Task description: Give back all the data exactly, line by line.
◆ ◆ ◆ ◆ ◆ ◆ ◆
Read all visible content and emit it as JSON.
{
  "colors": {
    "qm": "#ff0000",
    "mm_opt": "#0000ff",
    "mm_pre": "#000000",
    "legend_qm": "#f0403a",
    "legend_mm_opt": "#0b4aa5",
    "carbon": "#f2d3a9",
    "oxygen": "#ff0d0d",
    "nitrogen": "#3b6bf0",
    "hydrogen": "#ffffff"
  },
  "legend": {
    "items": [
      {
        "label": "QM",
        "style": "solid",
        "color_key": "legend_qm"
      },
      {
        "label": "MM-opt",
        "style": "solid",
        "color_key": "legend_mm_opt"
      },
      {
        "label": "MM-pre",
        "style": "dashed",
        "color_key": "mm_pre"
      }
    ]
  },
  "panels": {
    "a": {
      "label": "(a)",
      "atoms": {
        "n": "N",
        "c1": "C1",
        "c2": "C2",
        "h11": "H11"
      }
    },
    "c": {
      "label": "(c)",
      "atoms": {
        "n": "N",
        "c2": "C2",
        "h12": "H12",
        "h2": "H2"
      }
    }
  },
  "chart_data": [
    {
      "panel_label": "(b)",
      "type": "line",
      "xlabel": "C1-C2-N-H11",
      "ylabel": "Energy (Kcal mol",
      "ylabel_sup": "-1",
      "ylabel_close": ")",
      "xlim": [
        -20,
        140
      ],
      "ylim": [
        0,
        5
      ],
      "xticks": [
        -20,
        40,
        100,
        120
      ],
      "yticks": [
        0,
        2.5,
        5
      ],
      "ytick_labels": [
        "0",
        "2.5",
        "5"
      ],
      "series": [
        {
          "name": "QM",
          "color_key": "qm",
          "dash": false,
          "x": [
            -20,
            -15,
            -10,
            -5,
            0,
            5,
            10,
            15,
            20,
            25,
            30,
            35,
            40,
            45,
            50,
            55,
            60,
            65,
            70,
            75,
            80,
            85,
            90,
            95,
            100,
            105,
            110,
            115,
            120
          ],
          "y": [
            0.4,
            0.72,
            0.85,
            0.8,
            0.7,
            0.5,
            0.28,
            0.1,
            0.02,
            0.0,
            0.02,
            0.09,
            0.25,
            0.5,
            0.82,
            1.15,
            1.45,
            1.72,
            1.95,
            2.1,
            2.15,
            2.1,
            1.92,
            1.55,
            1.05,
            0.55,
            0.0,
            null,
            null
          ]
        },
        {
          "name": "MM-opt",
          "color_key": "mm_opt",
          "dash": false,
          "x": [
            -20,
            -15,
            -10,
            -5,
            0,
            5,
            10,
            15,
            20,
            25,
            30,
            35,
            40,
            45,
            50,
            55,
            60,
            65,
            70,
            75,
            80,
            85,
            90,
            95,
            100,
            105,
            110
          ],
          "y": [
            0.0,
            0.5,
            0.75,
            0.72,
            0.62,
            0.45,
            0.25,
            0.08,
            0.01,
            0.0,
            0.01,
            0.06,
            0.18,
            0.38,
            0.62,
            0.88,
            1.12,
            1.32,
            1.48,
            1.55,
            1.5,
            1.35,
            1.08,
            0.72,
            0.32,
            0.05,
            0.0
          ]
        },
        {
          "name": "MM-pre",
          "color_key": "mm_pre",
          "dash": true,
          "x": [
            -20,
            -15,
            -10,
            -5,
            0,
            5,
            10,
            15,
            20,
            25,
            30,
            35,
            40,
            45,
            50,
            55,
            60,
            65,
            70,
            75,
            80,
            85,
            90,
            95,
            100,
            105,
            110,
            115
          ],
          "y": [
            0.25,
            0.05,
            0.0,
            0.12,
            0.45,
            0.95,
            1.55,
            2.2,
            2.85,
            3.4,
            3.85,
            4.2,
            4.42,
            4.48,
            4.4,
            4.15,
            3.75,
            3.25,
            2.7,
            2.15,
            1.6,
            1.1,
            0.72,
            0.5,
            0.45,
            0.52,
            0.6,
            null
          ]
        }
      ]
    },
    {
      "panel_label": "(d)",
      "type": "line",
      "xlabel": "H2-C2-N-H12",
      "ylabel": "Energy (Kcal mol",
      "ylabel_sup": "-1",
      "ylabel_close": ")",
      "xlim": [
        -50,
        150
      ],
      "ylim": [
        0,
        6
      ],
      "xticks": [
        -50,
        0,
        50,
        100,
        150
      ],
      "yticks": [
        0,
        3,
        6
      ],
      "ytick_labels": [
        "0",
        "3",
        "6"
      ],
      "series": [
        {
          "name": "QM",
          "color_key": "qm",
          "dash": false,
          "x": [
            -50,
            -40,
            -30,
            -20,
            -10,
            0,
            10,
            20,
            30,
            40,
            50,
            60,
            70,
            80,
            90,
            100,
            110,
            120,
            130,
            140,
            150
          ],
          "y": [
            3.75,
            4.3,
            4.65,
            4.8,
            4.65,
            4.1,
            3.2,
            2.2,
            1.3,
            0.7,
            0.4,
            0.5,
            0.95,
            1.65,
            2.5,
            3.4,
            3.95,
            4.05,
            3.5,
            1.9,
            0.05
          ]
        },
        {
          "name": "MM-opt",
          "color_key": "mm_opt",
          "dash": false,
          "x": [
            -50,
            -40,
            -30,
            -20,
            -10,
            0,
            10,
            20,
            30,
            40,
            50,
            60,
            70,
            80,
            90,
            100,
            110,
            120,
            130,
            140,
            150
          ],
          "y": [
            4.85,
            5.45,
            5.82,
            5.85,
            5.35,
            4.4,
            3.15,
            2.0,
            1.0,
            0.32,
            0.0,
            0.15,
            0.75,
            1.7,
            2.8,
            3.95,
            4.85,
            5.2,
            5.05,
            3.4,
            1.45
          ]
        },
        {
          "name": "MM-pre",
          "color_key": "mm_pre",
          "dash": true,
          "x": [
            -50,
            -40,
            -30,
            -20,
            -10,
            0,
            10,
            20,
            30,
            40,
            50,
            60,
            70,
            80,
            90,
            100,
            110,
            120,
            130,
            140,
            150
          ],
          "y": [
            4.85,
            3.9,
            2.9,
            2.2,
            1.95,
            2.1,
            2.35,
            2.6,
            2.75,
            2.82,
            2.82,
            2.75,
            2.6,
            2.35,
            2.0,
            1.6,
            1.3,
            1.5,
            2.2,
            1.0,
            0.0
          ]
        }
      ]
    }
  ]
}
◆ ◆ ◆ ◆ ◆ ◆ ◆
Exercise response:
Read all visible content and emit it as JSON.
{
  "colors": {
    "qm": "#ff0000",
    "mm_opt": "#0000ff",
    "mm_pre": "#000000",
    "legend_qm": "#f0403a",
    "legend_mm_opt": "#0b4aa5",
    "carbon": "#f2d3a9",
    "oxygen": "#ff0d0d",
    "nitrogen": "#3b6bf0",
    "hydrogen": "#ffffff"
  },
  "legend": {
    "items": [
      {
        "label": "QM",
        "style": "solid",
        "color_key": "legend_qm"
      },
      {
        "label": "MM-opt",
        "style": "solid",
        "color_key": "legend_mm_opt"
      },
      {
        "label": "MM-pre",
        "style": "dashed",
        "color_key": "mm_pre"
      }
    ]
  },
  "panels": {
    "a": {
      "label": "(a)",
      "atoms": {
        "n": "N",
        "c1": "C1",
        "c2": "C2",
        "h11": "H11"
      }
    },
    "c": {
      "label": "(c)",
      "atoms": {
        "n": "N",
        "c2": "C2",
        "h12": "H12",
        "h2": "H2"
      }
    }
  },
  "chart_data": [
    {
      "panel_label": "(b)",
      "type": "line",
      "xlabel": "C1-C2-N-H11",
      "ylabel": "Energy (Kcal mol",
      "ylabel_sup": "-1",
      "ylabel_close": ")",
      "xlim": [
        -20,
        140
      ],
      "ylim": [
        0,
        5
      ],
      "xticks": [
        -20,
        40,
        100,
        120
      ],
      "yticks": [
        0,
        2.5,
        5
      ],
      "ytick_labels": [
        "0",
        "2.5",
        "5"
      ],
      "series": [
        {
          "name": "QM",
          "color_key": "qm",
          "dash": false,
          "x": [
            -20,
            -15,
            -10,
            -5,
            0,
            5,
            10,
            15,
            20,
            25,
            30,
            35,
            40,
            45,
            50,
            55,
            60,
            65,
            70,
            75,
            80,
            85,
            90,
            95,
            100,
            105,
            110,
            115,
            120
          ],
          "y": [
            0.4,
            0.72,
            0.85,
            0.8,
            0.7,
            0.5,
            0.28,
            0.1,
            0.02,
            0.0,
            0.02,
            0.09,
            0.25,
            0.5,
            0.82,
            1.15,
            1.45,
            1.72,
            1.95,
            2.1,
            2.15,
            2.1,
            1.92,
            1.55,
            1.05,
            0.55,
            0.0,
            null,
            null
          ]
        },
        {
          "name": "MM-opt",
          "color_key": "mm_opt",
          "dash": false,
          "x": [
            -20,
            -15,
            -10,
            -5,
            0,
            5,
            10,
            15,
            20,
            25,
            30,
            35,
            40,
            45,
            50,
            55,
            60,
            65,
            70,
            75,
            80,
            85,
            90,
            95,
            100,
            105,
            110
          ],
          "y": [
            0.0,
            0.5,
            0.75,
            0.72,
            0.62,
            0.45,
            0.25,
            0.08,
            0.01,
            0.0,
            0.01,
            0.06,
            0.18,
            0.38,
            0.62,
            0.88,
            1.12,
            1.32,
            1.48,
            1.55,
            1.5,
            1.35,
            1.08,
            0.72,
            0.32,
            0.05,
            0.0
          ]
        },
        {
          "name": "MM-pre",
          "color_key": "mm_pre",
          "dash": true,
          "x": [
            -20,
            -15,
            -10,
            -5,
            0,
            5,
            10,
            15,
            20,
            25,
            30,
            35,
            40,
            45,
            50,
            55,
            60,
            65,
            70,
            75,
            80,
            85,
            90,
            95,
            100,
            105,
            110,
            115
          ],
          "y": [
            0.25,
            0.05,
            0.0,
            0.12,
            0.45,
            0.95,
            1.55,
            2.2,
            2.85,
            3.4,
            3.85,
            4.2,
            4.42,
            4.48,
            4.4,
            4.15,
            3.75,
            3.25,
            2.7,
            2.15,
            1.6,
            1.1,
            0.72,
            0.5,
            0.45,
            0.52,
            0.6,
            null
          ]
        }
      ]
    },
    {
      "panel_label": "(d)",
      "type": "line",
      "xlabel": "H2-C2-N-H12",
      "ylabel": "Energy (Kcal mol",
      "ylabel_sup": "-1",
      "ylabel_close": ")",
      "xlim": [
        -50,
        150
      ],
      "ylim": [
        0,
        6
      ],
      "xticks": [
        -50,
        0,
        50,
        100,
        150
      ],
      "yticks": [
        0,
        3,
        6
      ],
      "ytick_labels": [
        "0",
        "3",
        "6"
      ],
      "series": [
        {
          "name": "QM",
          "color_key": "qm",
          "dash": false,
          "x": [
            -50,
            -40,
            -30,
            -20,
            -10,
            0,
            10,
            20,
            30,
            40,
            50,
            60,
            70,
            80,
            90,
            100,
            110,
            120,
            130,
            140,
            150
          ],
          "y": [
            3.75,
            4.3,
            4.65,
            4.8,
            4.65,
            4.1,
            3.2,
            2.2,
            1.3,
            0.7,
            0.4,
            0.5,
            0.95,
            1.65,
            2.5,
            3.4,
            3.95,
            4.05,
            3.5,
            1.9,
            0.05
          ]
        },
        {
          "name": "MM-opt",
          "color_key": "mm_opt",
          "dash": false,
          "x": [
            -50,
            -40,
            -30,
            -20,
            -10,
            0,
            10,
            20,
            30,
            40,
            50,
            60,
            70,
            80,
            90,
            100,
            110,
            120,
            130,
            140,
            150
          ],
          "y": [
            4.85,
            5.45,
            5.82,
            5.85,
            5.35,
            4.4,
            3.15,
            2.0,
            1.0,
            0.32,
            0.0,
            0.15,
            0.75,
            1.7,
            2.8,
            3.95,
            4.85,
            5.2,
            5.05,
            3.4,
            1.45
          ]
        },
        {
          "name": "MM-pre",
          "color_key": "mm_pre",
          "dash": true,
          "x": [
            -50,
            -40,
            -30,
            -20,
            -10,
            0,
            10,
            20,
            30,
            40,
            50,
            60,
            70,
            80,
            90,
            100,
            110,
            120,
            130,
            140,
            150
          ],
          "y": [
            4.85,
            3.9,
            2.9,
            2.2,
            1.95,
            2.1,
            2.35,
            2.6,
            2.75,
            2.82,
            2.82,
            2.75,
            2.6,
            2.35,
            2.0,
            1.6,
            1.3,
            1.5,
            2.2,
            1.0,
            0.0
          ]
        }
      ]
    }
  ]
}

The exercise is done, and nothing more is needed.